(Figure data in JSON)

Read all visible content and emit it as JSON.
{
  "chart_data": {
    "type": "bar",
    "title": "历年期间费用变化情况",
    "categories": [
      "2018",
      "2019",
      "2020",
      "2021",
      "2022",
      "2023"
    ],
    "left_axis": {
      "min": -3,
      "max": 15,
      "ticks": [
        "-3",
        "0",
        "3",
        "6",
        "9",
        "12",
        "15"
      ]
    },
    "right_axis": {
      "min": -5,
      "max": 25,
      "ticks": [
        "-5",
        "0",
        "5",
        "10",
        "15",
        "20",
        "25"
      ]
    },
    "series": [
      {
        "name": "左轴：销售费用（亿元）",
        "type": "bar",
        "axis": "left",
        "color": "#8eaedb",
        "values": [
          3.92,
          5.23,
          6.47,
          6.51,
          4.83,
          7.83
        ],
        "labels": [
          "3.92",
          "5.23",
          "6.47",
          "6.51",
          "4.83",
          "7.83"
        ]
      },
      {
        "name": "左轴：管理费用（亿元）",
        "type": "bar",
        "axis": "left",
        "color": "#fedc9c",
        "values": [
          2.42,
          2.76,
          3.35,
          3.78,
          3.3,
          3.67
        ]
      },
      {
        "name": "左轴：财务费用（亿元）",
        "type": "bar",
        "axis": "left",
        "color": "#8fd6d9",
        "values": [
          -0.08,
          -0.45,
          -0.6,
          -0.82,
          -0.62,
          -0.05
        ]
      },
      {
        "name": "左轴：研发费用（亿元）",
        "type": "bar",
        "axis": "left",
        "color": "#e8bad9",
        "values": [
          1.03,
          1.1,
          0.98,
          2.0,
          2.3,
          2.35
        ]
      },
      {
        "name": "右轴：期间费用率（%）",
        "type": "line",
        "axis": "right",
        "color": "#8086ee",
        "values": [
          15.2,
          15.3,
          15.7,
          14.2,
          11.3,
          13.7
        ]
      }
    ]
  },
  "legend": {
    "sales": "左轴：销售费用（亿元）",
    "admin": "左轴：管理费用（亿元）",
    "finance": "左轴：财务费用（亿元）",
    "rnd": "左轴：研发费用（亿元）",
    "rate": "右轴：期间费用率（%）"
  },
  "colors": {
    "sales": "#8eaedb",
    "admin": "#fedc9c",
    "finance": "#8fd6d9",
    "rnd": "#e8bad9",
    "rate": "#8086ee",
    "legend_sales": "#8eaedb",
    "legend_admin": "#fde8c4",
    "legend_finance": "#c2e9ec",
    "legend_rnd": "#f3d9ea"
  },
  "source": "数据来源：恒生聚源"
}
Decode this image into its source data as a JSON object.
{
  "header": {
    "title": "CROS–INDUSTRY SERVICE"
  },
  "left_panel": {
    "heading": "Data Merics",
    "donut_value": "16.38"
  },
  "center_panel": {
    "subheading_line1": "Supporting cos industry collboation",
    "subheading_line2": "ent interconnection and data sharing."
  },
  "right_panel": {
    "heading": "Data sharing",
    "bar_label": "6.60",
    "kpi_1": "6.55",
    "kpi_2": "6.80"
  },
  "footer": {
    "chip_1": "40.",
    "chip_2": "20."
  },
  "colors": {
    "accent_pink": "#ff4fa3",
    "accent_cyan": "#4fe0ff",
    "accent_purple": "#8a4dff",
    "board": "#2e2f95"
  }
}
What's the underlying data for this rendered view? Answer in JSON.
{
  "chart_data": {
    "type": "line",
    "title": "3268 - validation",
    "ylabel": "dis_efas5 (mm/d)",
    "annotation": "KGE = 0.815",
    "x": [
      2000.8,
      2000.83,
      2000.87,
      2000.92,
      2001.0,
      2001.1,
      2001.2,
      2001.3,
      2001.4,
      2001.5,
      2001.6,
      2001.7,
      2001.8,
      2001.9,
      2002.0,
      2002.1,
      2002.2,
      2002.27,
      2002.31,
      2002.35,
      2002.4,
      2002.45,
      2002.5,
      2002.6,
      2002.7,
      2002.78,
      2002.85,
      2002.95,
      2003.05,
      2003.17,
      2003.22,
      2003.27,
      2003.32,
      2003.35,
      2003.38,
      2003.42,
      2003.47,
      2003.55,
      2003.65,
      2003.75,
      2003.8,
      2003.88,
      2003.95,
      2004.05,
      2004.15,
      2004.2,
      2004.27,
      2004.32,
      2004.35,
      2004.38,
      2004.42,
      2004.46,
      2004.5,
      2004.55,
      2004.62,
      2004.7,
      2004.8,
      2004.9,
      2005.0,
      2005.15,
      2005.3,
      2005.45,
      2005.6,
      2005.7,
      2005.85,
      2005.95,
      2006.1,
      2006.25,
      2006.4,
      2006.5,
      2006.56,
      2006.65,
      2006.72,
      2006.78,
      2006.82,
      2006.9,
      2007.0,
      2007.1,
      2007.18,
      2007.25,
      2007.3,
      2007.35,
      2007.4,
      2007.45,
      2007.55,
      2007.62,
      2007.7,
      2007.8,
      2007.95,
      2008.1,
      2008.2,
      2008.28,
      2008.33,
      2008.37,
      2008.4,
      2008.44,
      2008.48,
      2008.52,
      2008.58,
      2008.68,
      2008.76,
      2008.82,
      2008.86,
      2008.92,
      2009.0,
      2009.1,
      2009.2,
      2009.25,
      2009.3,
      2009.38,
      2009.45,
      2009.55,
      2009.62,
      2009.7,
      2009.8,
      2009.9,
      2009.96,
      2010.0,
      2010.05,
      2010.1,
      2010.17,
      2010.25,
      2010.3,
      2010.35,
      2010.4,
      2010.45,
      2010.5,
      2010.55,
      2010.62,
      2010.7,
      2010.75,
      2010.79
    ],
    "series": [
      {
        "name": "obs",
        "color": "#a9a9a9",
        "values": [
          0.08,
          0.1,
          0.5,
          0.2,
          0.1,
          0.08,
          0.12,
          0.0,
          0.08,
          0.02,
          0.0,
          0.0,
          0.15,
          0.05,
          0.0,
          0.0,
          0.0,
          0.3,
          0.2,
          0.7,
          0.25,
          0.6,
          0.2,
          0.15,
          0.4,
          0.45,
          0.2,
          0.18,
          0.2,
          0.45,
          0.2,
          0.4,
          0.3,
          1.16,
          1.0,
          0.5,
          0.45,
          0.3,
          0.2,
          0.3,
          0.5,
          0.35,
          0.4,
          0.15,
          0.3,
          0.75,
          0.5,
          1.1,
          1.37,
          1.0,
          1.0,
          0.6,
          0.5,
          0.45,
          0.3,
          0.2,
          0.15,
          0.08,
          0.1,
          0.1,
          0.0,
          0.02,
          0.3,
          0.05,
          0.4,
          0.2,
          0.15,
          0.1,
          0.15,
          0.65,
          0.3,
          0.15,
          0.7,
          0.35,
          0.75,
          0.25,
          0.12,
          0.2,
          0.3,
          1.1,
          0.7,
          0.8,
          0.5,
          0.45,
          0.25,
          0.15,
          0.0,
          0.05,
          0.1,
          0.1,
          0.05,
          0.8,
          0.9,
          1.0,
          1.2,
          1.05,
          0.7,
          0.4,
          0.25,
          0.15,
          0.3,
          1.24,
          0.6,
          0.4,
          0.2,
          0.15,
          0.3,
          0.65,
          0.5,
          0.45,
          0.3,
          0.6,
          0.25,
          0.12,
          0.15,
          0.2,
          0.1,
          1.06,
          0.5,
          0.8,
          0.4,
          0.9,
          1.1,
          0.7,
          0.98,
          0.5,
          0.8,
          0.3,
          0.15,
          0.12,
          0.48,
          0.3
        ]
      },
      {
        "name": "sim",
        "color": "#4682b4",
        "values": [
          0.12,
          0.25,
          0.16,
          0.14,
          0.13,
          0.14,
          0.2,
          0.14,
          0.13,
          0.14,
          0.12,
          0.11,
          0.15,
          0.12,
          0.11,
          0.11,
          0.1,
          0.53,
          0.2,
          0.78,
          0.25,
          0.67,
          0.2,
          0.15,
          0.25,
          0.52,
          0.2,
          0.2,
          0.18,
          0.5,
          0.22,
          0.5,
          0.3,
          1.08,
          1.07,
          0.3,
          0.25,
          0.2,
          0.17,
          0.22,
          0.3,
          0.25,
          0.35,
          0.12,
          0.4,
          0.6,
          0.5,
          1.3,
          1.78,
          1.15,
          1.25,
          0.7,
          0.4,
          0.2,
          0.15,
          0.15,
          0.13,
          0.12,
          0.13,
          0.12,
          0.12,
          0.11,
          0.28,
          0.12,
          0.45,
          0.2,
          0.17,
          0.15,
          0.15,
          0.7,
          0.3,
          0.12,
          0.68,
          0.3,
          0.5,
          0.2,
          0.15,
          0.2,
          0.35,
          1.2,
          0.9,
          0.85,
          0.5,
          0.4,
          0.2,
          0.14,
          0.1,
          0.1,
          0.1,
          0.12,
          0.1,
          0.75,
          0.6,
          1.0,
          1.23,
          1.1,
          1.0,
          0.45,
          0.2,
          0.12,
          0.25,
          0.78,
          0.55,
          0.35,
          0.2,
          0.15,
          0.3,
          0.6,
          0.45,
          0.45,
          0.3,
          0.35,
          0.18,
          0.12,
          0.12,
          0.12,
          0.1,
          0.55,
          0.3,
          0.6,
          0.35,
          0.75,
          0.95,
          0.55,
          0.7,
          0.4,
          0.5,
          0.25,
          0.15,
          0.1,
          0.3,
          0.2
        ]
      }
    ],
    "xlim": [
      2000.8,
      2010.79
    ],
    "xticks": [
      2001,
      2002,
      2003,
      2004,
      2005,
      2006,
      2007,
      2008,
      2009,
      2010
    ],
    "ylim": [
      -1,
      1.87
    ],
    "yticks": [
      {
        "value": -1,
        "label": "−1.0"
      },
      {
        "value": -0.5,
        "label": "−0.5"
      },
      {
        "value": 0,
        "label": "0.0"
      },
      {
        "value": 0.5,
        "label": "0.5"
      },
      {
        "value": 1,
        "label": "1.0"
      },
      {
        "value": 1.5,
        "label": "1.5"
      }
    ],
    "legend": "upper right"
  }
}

▶ **INSTRUCTIONS FOR THE TASK**: Find each line in the records holding the string "source" and show it.

▶ **EXPECTED OUTPUT**:
  "source": "数据来源：恒生聚源"
Decode this image into its source data as a JSON object.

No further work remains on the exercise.